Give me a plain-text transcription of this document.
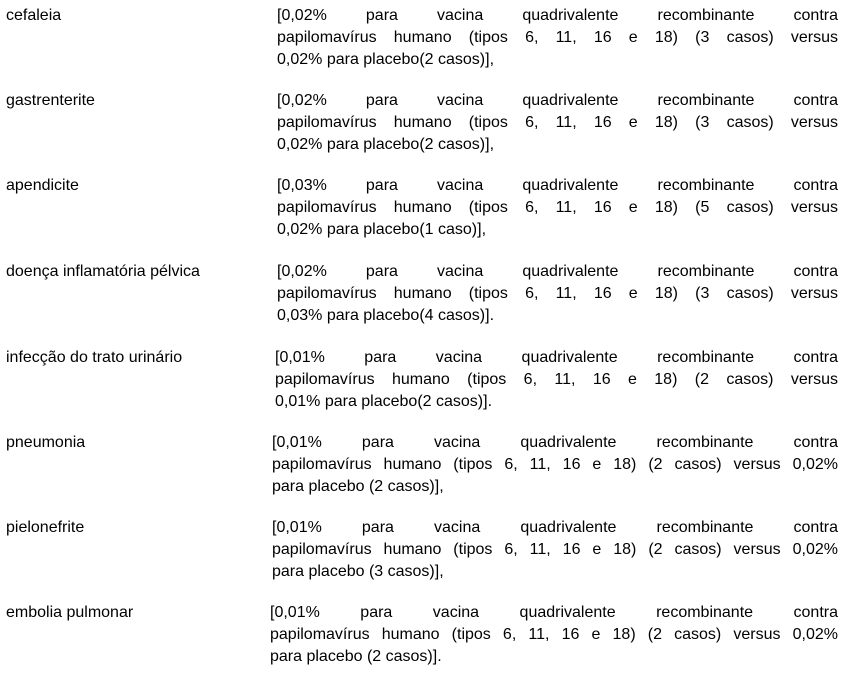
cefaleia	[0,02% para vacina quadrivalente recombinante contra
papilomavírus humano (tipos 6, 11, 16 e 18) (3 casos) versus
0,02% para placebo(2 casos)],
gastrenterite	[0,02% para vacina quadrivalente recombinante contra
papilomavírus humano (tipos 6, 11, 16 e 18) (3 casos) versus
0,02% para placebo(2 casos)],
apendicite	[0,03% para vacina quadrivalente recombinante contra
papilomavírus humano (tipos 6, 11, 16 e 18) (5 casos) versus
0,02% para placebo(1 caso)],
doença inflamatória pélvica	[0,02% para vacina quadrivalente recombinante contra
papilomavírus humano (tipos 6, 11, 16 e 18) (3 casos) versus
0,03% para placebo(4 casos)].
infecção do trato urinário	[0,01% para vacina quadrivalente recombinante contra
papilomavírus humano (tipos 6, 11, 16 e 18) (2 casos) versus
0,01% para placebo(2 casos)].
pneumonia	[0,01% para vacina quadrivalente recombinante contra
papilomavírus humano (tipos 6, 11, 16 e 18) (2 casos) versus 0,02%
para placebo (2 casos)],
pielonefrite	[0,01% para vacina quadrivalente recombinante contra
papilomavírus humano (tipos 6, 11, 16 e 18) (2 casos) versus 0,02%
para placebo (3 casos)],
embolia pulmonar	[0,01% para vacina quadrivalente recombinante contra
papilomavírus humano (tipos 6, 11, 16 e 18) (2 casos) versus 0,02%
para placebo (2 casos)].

----

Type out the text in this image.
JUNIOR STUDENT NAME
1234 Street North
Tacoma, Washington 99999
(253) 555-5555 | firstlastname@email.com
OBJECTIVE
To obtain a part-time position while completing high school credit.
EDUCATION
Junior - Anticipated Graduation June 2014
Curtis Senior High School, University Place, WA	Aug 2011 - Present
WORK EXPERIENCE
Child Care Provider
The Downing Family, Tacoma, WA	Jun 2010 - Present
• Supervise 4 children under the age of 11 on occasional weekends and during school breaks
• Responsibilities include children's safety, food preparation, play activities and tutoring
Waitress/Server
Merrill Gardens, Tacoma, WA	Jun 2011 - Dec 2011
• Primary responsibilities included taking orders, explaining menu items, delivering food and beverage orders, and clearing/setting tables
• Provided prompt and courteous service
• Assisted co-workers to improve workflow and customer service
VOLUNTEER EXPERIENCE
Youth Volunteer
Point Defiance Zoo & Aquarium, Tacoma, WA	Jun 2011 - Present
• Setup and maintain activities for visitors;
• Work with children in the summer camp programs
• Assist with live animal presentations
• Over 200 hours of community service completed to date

----

Find the lines above holding the word "food" and show them.

- _SOLUTION TO THIS TASK_:
• Responsibilities include children's safety, food preparation, play activities and tutoring
• Primary responsibilities included taking orders, explaining menu items, delivering food and beverage orders, and clearing/setting tables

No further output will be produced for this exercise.